Exercise task => Identify the lines that include the word "Avoncroft", then copy all of them.

[Collected data]

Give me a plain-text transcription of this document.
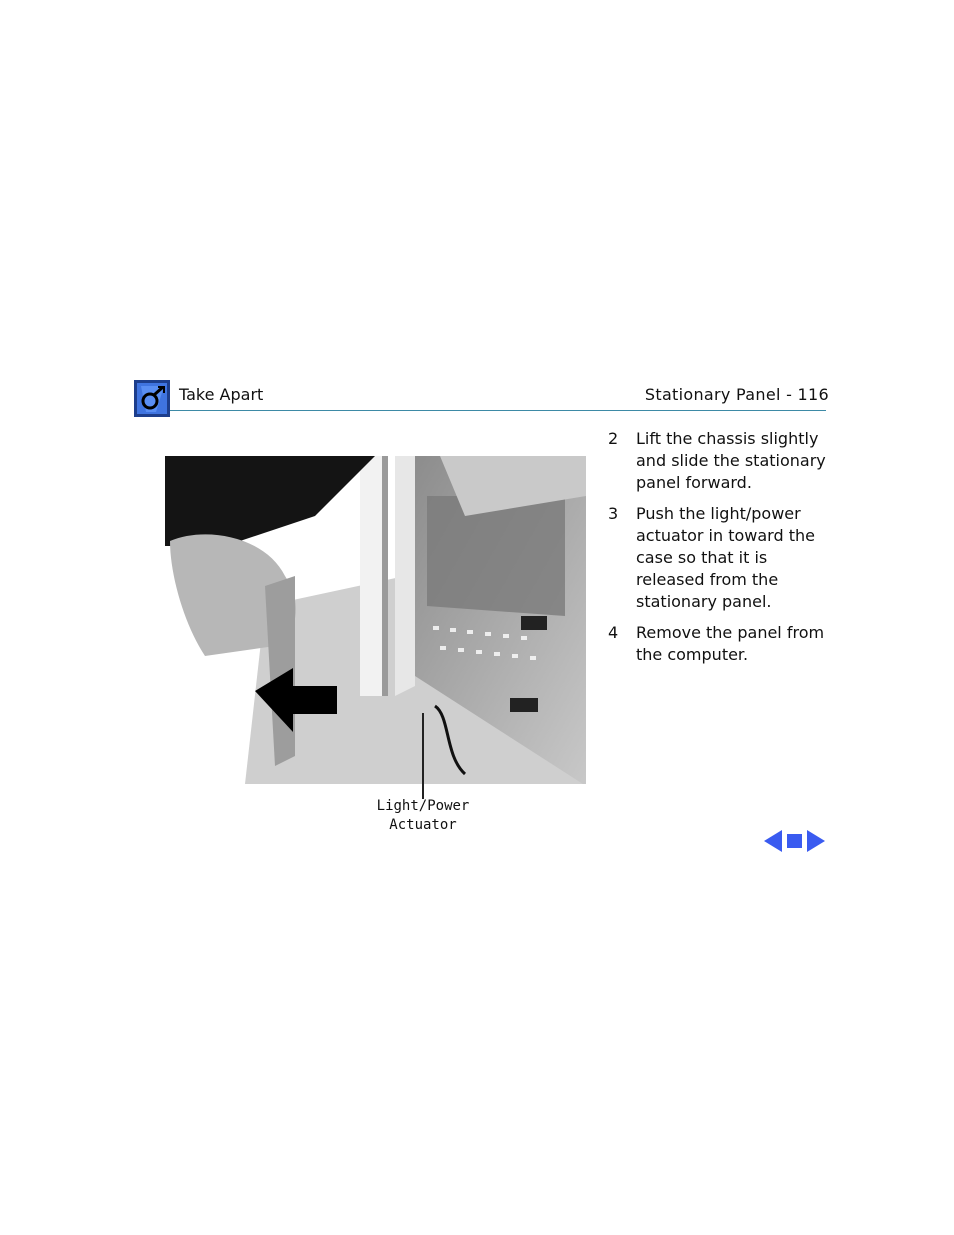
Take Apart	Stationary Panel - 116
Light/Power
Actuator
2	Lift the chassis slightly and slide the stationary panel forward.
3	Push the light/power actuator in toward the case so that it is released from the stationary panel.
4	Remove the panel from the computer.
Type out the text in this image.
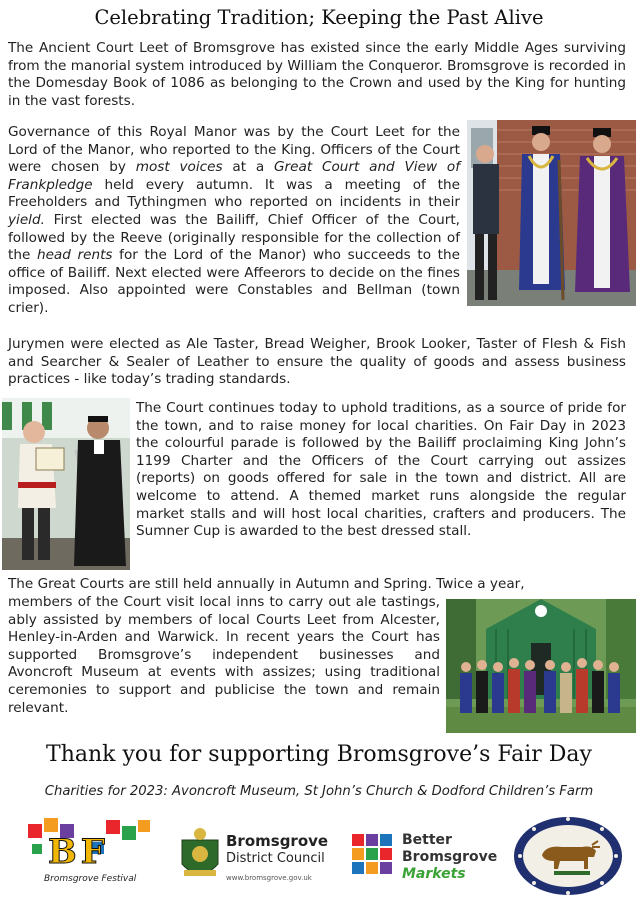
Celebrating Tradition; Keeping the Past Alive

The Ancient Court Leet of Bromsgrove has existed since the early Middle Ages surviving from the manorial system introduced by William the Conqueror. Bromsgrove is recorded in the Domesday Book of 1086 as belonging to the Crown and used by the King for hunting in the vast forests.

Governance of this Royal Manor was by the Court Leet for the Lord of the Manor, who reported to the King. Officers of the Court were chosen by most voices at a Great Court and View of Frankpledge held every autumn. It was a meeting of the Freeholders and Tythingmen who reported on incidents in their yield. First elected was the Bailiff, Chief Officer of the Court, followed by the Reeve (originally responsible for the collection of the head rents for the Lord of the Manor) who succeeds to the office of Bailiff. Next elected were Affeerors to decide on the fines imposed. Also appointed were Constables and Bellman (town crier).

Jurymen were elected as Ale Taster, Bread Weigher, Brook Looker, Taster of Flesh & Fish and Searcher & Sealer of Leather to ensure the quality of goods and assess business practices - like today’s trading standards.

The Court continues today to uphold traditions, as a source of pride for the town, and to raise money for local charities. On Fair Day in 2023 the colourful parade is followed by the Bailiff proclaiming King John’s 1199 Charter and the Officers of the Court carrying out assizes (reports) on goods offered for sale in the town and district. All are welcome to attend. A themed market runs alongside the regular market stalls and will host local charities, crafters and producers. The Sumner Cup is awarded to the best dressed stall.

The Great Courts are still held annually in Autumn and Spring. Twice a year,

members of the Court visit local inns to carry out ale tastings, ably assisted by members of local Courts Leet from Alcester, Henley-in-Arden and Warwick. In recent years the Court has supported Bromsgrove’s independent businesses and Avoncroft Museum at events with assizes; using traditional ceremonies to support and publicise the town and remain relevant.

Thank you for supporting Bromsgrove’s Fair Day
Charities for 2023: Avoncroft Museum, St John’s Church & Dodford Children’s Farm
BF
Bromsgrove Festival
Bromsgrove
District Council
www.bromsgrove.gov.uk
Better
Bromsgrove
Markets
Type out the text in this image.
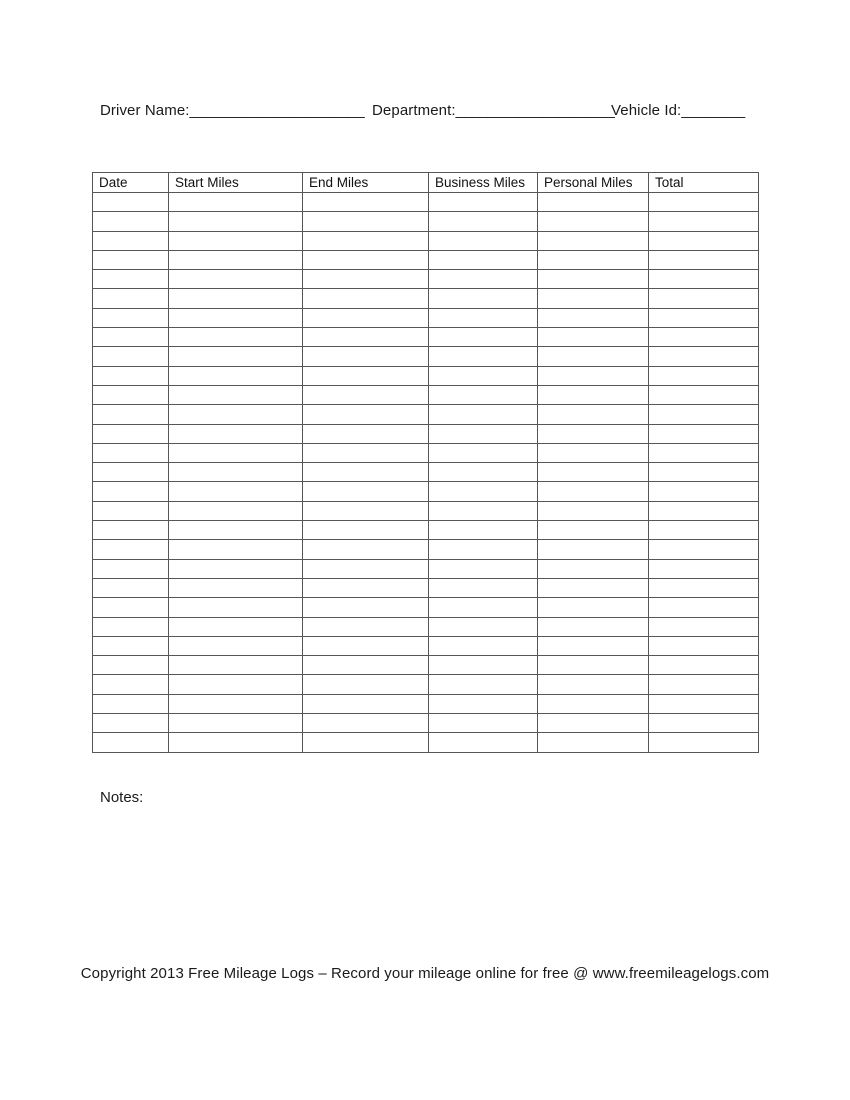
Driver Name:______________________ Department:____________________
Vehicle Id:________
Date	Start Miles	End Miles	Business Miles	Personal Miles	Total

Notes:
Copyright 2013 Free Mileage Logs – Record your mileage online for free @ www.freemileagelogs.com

Solution to the exercise =>
members of the Court visit local inns to carry out ale tastings, ably assisted by members of local Courts Leet from Alcester, Henley-in-Arden and Warwick. In recent years the Court has supported Bromsgrove’s independent businesses and Avoncroft Museum at events with assizes; using traditional ceremonies to support and publicise the town and remain relevant.
Charities for 2023: Avoncroft Museum, St John’s Church & Dodford Children’s Farm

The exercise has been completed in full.